> _TASK DETAILS_
Every line below should be copied exactly; drop the pictures.

--- start of INFORMATION PROVIDED ---

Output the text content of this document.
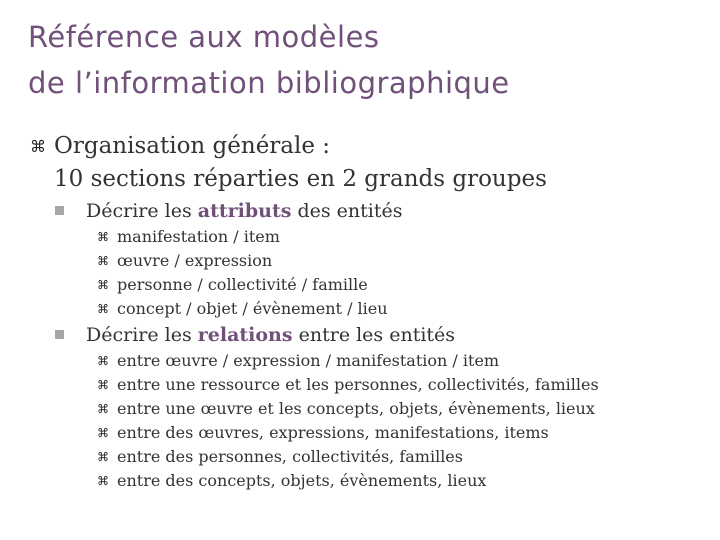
Référence aux modèles
de l’information bibliographique
⌘ Organisation générale :
10 sections réparties en 2 grands groupes
Décrire les attributs des entités
⌘ manifestation / item
⌘ œuvre / expression
⌘ personne / collectivité / famille
⌘ concept / objet / évènement / lieu
Décrire les relations entre les entités
⌘ entre œuvre / expression / manifestation / item
⌘ entre une ressource et les personnes, collectivités, familles
⌘ entre une œuvre et les concepts, objets, évènements, lieux
⌘ entre des œuvres, expressions, manifestations, items
⌘ entre des personnes, collectivités, familles
⌘ entre des concepts, objets, évènements, lieux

--- end of INFORMATION PROVIDED ---

> _RIGHT ANSWER_
Output the text content of this document.
Référence aux modèles
de l’information bibliographique
⌘ Organisation générale :
10 sections réparties en 2 grands groupes
Décrire les attributs des entités
⌘ manifestation / item
⌘ œuvre / expression
⌘ personne / collectivité / famille
⌘ concept / objet / évènement / lieu
Décrire les relations entre les entités
⌘ entre œuvre / expression / manifestation / item
⌘ entre une ressource et les personnes, collectivités, familles
⌘ entre une œuvre et les concepts, objets, évènements, lieux
⌘ entre des œuvres, expressions, manifestations, items
⌘ entre des personnes, collectivités, familles
⌘ entre des concepts, objets, évènements, lieux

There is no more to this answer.